##### Text block
I just wanted to see if I could have your thoughts on the design of some work I am currently doing.

Here's the current situation - Basically:

  • I am developing a series of controls for our applications.
  • Some of these may be used in both WinForms and ASP.NET Web applications.
  • I am on a constant endeavor to improve my testing and testability of my code.

So, here is what I have done:

  • Created the core control logic in a class that has no concept of a UI. It simply raises events when things about it change. All data as stored as custom typed objects where it needs to be distinguished from others (e.g. I have a PagingControl where it has SelectedPage and PageNumber items).
  • I then created an abstract class to act as the interface for a rendering "engine". This ensures that any custom types used (and possibly added) to the core logic are handled by the engine. Following the above example, it contains an abstract method RenderSelectedPage.
##########
##### Listed records
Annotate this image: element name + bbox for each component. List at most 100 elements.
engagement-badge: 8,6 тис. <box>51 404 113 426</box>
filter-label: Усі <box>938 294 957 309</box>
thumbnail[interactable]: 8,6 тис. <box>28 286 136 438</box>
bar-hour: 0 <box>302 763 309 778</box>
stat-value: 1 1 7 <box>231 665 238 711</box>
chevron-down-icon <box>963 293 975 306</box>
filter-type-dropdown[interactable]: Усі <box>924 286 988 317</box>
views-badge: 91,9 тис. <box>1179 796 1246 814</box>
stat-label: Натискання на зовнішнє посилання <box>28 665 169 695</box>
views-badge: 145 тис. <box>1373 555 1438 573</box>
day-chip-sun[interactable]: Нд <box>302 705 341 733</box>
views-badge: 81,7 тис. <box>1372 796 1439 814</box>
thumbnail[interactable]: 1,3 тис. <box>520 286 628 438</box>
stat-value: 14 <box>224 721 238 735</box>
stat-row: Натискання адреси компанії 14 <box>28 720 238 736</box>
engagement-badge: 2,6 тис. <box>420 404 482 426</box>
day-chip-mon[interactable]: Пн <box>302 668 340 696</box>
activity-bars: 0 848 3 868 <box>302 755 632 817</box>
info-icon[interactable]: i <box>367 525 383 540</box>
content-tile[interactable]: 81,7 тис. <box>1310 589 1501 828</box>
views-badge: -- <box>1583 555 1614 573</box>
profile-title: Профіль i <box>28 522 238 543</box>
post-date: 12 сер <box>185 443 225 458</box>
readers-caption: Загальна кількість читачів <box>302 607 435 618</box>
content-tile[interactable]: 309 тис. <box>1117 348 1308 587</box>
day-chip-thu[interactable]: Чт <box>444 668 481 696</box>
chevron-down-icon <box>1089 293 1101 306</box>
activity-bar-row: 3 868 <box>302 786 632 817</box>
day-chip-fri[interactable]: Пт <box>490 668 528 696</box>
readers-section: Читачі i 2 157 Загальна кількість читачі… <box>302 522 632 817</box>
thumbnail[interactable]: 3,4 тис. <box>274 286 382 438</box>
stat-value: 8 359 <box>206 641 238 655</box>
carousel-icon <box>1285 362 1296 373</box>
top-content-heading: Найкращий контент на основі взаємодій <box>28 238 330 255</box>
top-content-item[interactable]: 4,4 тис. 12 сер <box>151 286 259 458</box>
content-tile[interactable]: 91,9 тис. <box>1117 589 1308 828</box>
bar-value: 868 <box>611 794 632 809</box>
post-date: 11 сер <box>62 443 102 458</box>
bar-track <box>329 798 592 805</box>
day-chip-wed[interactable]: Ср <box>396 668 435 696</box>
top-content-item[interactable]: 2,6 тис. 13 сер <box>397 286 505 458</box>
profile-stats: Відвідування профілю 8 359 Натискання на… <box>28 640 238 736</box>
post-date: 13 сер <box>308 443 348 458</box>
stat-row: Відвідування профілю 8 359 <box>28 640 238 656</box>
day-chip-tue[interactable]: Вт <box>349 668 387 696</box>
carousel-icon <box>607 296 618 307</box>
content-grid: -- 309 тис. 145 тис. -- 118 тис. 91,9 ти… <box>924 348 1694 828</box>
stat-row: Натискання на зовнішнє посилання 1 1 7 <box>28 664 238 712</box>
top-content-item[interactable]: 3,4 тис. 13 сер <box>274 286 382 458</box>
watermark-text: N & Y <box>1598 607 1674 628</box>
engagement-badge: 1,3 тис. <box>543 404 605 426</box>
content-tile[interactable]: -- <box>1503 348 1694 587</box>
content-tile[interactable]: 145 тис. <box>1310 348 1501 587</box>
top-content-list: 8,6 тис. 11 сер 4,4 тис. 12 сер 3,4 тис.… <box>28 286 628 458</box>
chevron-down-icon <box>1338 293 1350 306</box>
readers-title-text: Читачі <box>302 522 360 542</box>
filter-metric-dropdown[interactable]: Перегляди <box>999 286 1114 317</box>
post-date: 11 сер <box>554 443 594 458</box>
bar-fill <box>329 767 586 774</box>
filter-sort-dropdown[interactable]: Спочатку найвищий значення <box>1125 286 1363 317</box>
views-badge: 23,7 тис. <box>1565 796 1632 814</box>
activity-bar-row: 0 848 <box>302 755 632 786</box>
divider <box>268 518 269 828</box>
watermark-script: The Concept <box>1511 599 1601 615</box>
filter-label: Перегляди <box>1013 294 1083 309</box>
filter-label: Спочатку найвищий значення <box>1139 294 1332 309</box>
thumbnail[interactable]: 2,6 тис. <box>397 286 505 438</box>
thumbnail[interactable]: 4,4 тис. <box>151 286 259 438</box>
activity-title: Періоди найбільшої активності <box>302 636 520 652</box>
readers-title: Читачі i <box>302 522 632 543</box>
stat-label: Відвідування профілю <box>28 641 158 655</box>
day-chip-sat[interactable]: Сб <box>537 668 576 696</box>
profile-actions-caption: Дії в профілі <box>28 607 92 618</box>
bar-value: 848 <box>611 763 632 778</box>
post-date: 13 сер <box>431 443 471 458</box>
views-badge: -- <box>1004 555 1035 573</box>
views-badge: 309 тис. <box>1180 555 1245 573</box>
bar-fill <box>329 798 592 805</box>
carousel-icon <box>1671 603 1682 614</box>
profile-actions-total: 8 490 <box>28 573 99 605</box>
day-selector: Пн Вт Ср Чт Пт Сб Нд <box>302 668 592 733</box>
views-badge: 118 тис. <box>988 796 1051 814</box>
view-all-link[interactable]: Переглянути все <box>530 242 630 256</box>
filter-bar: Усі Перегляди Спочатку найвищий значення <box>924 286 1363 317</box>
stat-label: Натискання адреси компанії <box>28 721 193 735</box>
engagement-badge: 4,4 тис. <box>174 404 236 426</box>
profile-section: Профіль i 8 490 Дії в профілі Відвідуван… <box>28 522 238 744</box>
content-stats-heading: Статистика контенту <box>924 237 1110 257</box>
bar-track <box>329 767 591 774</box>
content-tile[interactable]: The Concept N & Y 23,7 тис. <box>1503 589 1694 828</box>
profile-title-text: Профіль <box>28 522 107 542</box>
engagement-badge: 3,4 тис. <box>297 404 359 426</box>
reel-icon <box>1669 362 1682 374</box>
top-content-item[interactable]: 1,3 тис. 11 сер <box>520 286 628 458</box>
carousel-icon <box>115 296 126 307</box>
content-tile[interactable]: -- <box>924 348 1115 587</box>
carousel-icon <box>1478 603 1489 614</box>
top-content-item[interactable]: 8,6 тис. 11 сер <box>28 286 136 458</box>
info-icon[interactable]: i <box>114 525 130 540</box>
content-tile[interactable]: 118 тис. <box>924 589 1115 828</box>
##########
Copy the text about designing reusable controls for WinForms and ASP.NET word for word, from start to finish. Base your work only on the text, not on the records.

I just wanted to see if I could have your thoughts on the design of some work I am currently doing.

Here's the current situation - Basically:

  • I am developing a series of controls for our applications.
  • Some of these may be used in both WinForms and ASP.NET Web applications.
  • I am on a constant endeavor to improve my testing and testability of my code.

So, here is what I have done:

  • Created the core control logic in a class that has no concept of a UI. It simply raises events when things about it change. All data as stored as custom typed objects where it needs to be distinguished from others (e.g. I have a PagingControl where it has SelectedPage and PageNumber items).
  • I then created an abstract class to act as the interface for a rendering "engine". This ensures that any custom types used (and possibly added) to the core logic are handled by the engine. Following the above example, it contains an abstract method RenderSelectedPage.